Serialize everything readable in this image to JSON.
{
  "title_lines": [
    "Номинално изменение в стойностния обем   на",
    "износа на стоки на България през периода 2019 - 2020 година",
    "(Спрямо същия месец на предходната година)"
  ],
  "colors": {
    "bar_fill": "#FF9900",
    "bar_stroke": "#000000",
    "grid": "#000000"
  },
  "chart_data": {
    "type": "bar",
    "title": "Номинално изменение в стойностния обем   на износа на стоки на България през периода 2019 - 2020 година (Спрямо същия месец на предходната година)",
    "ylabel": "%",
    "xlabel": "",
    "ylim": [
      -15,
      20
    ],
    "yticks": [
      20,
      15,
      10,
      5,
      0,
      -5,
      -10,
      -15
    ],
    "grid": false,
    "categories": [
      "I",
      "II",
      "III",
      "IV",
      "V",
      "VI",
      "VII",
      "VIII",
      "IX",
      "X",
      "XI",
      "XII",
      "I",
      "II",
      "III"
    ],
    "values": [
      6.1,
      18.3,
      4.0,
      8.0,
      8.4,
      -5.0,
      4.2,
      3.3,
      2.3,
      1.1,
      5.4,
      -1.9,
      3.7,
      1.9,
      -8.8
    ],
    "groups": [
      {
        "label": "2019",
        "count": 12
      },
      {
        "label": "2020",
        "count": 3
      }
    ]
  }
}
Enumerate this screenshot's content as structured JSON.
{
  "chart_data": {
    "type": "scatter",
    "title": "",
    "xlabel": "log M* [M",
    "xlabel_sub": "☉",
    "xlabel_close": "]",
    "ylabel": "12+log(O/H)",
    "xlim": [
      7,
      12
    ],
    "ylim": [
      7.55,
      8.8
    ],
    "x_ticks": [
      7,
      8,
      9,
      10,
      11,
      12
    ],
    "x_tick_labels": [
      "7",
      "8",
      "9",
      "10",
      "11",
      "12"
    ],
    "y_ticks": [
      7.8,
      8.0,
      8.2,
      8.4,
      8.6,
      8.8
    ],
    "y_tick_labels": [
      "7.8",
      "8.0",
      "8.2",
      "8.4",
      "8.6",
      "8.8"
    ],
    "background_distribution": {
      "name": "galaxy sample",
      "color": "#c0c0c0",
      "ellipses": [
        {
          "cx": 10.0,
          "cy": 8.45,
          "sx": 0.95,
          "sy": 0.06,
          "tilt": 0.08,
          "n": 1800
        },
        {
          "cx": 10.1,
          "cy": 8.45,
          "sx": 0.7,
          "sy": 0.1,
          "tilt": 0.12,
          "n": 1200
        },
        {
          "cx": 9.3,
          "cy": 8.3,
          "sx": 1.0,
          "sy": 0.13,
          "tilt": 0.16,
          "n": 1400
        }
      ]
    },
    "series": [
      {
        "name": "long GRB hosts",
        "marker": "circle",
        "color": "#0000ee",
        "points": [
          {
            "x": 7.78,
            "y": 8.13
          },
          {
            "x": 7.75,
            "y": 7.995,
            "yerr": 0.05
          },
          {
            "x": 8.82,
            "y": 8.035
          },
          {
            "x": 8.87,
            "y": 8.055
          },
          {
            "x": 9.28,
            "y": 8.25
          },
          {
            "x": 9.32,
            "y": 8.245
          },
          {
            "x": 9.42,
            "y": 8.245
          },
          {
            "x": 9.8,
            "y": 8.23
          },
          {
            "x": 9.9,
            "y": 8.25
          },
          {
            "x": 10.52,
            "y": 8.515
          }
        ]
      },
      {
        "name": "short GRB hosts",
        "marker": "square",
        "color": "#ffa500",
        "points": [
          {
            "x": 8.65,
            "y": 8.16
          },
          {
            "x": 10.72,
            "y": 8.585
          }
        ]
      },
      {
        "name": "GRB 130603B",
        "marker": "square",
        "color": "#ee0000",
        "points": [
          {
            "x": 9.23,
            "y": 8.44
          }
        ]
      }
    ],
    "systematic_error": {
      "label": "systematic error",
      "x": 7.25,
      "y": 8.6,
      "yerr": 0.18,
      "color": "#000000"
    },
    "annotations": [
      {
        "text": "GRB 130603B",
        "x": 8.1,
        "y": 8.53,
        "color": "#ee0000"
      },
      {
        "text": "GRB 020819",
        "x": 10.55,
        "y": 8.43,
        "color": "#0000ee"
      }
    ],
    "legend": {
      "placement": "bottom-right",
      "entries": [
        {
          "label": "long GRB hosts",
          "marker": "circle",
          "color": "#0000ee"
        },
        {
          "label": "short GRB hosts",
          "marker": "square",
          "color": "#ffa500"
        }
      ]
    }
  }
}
·····
▸ **EXERCISE PROMPT**
Using the material above, copy every line in which the string "година" occurs.

▸ **WRITTEN ANSWER**
    "износа на стоки на България през периода 2019 - 2020 година",
    "(Спрямо същия месец на предходната година)"
    "title": "Номинално изменение в стойностния обем   на износа на стоки на България през периода 2019 - 2020 година (Спрямо същия месец на предходната година)",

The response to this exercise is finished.